[Stated task]
Gather, from the data below, each line in which the word "وروى" occurs.

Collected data
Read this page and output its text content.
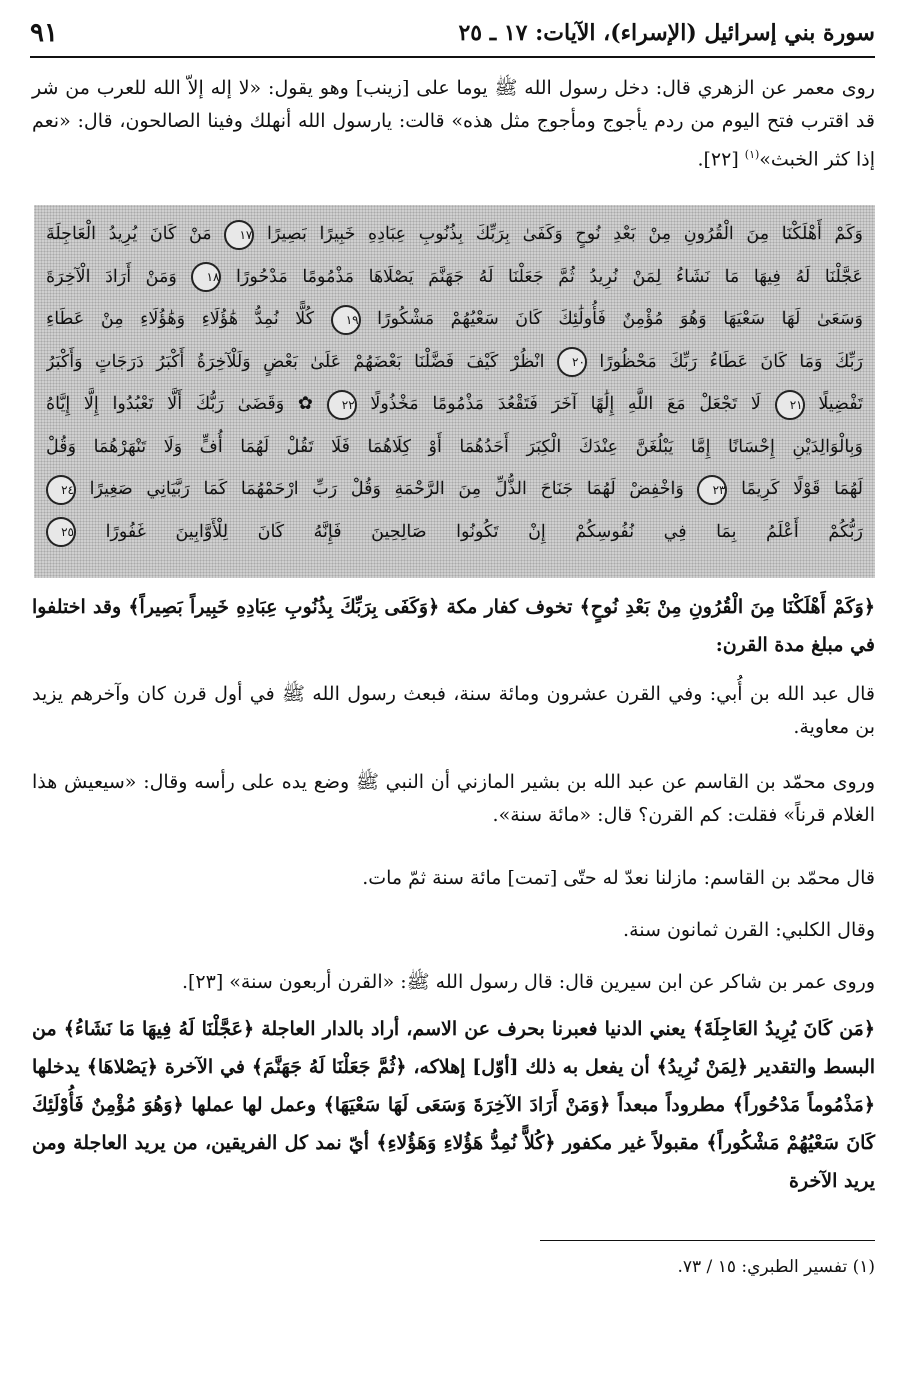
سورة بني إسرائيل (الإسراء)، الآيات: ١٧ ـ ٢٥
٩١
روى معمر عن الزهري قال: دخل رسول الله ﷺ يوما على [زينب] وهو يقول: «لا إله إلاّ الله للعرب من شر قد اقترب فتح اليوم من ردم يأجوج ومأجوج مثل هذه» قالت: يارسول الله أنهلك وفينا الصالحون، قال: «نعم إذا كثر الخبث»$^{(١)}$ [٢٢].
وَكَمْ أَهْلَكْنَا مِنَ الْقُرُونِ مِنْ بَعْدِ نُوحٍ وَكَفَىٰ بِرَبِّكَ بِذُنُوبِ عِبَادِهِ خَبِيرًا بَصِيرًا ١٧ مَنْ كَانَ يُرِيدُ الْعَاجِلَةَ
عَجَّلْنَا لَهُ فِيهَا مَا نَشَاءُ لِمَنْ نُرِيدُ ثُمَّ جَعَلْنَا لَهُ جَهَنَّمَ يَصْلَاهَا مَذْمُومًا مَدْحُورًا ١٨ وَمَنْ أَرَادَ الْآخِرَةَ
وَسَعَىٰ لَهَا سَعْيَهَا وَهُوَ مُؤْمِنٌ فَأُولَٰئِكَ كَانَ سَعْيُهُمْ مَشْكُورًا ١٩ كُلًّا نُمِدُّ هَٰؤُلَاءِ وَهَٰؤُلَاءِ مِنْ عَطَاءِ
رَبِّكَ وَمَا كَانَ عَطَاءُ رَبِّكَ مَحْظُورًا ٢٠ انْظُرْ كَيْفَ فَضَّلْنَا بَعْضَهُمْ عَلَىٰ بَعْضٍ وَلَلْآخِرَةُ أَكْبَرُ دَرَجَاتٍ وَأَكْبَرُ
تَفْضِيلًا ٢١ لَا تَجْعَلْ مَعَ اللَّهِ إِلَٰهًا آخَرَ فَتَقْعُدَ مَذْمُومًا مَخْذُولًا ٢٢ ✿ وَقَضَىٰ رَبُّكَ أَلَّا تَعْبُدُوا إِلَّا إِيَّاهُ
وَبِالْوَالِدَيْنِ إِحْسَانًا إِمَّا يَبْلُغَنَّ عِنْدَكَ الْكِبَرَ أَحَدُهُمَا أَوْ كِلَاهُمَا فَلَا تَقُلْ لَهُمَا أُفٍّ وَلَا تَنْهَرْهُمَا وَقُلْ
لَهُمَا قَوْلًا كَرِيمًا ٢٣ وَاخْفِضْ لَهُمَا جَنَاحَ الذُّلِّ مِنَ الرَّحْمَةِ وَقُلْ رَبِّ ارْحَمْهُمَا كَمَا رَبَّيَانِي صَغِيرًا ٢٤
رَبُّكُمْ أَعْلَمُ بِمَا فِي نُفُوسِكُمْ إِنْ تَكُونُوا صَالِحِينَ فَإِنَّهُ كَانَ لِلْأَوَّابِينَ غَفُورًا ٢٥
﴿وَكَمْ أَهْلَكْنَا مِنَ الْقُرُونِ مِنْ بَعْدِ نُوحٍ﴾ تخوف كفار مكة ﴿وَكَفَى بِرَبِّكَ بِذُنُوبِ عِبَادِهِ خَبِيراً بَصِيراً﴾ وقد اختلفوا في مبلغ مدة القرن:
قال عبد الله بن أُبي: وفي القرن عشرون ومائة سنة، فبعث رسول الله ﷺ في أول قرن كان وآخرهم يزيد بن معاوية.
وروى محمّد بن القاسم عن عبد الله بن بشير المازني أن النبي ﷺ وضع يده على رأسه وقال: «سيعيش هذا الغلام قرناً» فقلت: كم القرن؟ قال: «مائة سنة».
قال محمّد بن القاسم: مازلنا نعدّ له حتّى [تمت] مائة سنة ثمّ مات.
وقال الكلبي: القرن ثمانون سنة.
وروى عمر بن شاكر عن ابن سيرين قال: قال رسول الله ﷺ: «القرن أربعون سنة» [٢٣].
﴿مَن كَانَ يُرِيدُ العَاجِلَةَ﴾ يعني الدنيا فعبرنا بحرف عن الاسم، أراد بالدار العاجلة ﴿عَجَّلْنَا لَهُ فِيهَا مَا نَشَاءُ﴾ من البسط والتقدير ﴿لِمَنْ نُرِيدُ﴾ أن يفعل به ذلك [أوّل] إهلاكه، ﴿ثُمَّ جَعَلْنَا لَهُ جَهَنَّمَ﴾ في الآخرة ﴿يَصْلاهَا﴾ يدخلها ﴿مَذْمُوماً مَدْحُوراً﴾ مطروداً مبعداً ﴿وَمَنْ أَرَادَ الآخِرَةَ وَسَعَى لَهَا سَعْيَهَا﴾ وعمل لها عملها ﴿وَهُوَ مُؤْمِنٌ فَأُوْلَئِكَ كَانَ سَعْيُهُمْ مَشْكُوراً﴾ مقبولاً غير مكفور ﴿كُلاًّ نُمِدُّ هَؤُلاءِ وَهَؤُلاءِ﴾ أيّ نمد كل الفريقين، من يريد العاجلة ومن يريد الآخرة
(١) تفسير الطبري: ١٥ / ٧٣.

[Finished exercise]
وروى محمّد بن القاسم عن عبد الله بن بشير المازني أن النبي ﷺ وضع يده على رأسه وقال: «سيعيش هذا الغلام قرناً» فقلت: كم القرن؟ قال: «مائة سنة».
وروى عمر بن شاكر عن ابن سيرين قال: قال رسول الله ﷺ: «القرن أربعون سنة» [٢٣].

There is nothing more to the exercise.